§ Stated goal
Collect the lines of the entries where "structured" shows up.

§ Source data
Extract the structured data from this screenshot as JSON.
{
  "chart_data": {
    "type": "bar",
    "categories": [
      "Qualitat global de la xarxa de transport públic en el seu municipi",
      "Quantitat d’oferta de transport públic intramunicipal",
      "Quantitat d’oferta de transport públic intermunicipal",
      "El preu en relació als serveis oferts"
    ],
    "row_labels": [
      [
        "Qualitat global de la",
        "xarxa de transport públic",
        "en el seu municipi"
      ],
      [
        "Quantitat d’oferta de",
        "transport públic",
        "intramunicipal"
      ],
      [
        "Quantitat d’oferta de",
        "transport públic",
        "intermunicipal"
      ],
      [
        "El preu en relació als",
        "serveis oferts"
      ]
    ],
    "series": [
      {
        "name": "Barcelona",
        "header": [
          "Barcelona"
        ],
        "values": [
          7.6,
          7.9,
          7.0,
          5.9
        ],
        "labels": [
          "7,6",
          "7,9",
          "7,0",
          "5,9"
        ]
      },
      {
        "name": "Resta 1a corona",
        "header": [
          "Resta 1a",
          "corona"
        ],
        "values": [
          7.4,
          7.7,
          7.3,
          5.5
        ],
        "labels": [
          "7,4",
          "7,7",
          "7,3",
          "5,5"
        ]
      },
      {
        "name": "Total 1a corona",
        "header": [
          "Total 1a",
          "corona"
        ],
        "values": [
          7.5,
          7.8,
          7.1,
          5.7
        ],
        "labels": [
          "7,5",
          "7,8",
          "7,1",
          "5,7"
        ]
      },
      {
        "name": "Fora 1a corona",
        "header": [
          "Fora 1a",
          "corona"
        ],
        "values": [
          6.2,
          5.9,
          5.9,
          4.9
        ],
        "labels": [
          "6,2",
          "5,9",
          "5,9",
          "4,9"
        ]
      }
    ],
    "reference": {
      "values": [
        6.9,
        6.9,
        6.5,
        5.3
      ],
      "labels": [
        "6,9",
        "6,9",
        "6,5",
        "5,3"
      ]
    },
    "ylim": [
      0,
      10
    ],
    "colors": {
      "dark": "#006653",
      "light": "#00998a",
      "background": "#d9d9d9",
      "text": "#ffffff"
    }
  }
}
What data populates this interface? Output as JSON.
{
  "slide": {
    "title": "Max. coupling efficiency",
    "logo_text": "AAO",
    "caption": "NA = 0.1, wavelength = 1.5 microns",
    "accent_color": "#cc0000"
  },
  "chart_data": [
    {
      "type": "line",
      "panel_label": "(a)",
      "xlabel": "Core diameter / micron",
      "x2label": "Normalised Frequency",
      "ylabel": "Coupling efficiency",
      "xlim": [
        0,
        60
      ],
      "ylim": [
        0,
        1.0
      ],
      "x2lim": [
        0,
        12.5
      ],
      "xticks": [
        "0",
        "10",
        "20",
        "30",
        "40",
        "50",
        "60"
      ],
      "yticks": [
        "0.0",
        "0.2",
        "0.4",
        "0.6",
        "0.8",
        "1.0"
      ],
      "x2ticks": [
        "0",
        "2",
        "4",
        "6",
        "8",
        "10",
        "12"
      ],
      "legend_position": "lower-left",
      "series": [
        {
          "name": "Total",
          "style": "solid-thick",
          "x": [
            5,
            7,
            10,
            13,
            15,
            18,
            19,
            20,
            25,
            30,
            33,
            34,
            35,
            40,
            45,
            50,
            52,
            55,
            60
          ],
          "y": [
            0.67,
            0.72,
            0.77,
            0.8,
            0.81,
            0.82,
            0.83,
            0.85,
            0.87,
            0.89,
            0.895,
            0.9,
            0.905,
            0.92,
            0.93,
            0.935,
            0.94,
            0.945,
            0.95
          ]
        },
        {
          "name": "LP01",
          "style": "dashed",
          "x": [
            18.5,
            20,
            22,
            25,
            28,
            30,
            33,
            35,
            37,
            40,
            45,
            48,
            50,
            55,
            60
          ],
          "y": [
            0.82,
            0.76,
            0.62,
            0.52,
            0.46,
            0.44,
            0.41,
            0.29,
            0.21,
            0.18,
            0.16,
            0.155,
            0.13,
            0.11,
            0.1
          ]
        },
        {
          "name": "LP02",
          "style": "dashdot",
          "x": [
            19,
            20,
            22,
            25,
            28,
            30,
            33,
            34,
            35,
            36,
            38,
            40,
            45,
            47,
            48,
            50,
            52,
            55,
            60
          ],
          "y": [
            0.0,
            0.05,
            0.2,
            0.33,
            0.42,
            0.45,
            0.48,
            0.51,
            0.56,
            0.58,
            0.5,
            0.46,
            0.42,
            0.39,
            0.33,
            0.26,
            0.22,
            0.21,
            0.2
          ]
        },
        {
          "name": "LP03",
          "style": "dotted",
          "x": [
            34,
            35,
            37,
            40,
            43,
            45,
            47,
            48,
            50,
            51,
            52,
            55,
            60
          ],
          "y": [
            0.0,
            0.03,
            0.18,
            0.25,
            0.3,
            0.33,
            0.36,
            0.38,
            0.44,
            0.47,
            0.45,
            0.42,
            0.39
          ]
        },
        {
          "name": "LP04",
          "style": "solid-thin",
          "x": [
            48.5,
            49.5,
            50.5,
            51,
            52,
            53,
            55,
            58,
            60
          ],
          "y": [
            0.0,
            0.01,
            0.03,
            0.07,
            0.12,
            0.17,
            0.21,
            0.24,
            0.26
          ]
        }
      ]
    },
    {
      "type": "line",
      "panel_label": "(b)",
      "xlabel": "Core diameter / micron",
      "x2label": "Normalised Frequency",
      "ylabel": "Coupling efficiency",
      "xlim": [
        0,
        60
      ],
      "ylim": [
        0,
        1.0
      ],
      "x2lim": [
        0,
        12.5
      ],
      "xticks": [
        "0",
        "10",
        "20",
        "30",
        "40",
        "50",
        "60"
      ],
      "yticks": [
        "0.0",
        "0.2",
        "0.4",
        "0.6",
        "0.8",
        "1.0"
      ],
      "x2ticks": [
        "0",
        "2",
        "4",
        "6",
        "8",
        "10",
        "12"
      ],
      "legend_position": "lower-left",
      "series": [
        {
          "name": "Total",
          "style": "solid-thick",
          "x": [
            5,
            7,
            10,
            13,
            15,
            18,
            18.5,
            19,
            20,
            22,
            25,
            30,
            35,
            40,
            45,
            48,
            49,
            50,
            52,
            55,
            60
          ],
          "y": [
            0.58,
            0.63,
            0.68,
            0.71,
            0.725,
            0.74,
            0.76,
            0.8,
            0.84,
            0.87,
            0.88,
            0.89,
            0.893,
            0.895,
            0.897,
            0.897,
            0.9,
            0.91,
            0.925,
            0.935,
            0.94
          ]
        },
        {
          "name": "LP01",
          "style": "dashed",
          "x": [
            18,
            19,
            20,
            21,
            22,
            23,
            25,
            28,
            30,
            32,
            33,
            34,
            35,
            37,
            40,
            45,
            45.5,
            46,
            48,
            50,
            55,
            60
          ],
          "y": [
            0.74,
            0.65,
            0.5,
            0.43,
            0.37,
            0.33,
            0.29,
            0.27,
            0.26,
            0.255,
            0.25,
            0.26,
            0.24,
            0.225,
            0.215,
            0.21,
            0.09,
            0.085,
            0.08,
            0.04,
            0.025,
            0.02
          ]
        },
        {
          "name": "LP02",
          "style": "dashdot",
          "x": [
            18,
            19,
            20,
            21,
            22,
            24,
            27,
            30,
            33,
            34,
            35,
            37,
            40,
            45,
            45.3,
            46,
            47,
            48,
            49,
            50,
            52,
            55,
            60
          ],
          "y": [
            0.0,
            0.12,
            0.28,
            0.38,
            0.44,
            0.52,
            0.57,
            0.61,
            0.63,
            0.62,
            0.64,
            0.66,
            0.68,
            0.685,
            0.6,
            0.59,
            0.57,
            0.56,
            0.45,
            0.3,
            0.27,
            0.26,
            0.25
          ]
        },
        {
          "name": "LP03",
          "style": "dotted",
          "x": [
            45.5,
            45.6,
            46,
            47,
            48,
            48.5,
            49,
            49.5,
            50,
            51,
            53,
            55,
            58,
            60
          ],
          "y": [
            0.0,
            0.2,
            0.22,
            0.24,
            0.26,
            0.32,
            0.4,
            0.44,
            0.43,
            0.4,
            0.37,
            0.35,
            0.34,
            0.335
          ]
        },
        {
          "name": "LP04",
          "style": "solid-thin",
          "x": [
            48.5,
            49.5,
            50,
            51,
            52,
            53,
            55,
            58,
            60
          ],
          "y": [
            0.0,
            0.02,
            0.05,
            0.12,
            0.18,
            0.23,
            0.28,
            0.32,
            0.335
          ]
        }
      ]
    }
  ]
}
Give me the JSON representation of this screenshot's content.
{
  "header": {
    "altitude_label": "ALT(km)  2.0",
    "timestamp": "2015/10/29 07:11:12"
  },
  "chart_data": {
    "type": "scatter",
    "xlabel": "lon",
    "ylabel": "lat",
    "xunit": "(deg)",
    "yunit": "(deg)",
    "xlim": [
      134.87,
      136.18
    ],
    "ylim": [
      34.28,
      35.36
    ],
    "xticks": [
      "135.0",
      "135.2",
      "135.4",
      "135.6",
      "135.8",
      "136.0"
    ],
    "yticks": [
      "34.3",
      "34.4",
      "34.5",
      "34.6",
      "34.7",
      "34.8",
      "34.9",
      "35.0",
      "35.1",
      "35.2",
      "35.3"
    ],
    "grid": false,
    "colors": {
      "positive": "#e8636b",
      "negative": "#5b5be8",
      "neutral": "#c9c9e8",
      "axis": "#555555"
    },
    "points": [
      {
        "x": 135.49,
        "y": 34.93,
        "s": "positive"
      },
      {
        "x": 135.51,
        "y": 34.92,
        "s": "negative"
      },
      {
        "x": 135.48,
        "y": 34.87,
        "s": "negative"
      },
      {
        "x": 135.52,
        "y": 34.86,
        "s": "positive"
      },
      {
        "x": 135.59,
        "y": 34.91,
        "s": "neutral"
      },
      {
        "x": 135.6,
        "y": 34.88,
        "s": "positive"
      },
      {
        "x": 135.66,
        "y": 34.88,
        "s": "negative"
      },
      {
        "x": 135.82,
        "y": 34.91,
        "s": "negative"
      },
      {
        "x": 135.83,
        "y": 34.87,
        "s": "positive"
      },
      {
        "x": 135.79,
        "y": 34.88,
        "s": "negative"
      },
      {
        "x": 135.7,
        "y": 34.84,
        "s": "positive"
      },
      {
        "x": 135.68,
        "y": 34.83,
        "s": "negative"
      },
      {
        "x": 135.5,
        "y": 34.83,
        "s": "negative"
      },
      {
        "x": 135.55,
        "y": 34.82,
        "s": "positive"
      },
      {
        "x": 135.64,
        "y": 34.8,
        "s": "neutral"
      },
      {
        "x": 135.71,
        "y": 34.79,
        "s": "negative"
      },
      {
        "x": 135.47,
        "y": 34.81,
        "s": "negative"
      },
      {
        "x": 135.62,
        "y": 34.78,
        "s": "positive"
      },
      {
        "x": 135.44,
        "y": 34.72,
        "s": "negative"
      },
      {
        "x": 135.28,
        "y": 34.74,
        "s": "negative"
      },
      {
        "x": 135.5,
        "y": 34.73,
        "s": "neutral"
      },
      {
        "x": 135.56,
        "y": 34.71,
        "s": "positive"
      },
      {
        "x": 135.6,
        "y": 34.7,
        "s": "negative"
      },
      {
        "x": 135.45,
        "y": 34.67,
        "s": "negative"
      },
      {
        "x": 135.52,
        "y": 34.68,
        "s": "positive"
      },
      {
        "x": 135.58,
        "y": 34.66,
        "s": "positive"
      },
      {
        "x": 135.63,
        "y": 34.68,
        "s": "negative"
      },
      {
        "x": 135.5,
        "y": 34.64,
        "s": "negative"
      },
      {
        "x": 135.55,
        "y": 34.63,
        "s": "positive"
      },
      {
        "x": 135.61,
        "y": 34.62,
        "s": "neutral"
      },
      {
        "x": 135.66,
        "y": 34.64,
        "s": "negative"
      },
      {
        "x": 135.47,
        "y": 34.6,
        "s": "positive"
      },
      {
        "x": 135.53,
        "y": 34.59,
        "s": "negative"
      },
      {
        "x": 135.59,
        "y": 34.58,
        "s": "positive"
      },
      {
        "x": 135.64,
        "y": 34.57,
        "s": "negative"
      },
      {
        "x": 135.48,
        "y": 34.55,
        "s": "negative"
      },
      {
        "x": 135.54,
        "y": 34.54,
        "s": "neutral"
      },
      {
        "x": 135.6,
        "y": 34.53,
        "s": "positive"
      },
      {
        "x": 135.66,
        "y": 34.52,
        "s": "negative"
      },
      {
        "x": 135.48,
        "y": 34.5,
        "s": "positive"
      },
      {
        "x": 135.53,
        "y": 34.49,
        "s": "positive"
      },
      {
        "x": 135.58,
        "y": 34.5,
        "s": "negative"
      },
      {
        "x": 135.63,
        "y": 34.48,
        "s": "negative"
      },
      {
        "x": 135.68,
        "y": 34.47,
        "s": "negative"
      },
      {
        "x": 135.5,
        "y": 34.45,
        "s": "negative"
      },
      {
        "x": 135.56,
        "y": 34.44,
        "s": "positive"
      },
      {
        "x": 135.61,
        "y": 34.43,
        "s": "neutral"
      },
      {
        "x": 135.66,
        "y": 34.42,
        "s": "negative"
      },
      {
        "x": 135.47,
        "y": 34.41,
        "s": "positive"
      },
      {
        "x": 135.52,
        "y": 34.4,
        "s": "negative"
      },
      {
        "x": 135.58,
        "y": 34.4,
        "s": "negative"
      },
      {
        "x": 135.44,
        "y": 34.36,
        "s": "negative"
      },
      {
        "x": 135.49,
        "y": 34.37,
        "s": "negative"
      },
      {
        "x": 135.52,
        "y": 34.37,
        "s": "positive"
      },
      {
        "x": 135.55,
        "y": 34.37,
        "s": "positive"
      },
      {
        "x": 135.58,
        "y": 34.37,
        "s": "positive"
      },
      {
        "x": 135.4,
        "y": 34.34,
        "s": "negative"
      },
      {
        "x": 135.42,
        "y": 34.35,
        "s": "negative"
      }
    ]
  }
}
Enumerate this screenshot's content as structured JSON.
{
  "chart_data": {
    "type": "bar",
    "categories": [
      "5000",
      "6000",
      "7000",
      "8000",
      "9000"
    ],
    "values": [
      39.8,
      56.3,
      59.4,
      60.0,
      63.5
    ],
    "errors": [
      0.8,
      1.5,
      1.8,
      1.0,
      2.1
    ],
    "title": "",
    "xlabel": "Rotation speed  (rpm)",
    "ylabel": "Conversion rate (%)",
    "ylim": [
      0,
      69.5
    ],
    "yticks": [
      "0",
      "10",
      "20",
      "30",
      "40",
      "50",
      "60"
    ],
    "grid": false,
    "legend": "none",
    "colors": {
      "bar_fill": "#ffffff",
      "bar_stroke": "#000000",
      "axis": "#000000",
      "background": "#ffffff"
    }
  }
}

§ Exercise output
Extract the structured data from this screenshot as JSON.
Enumerate this screenshot's content as structured JSON.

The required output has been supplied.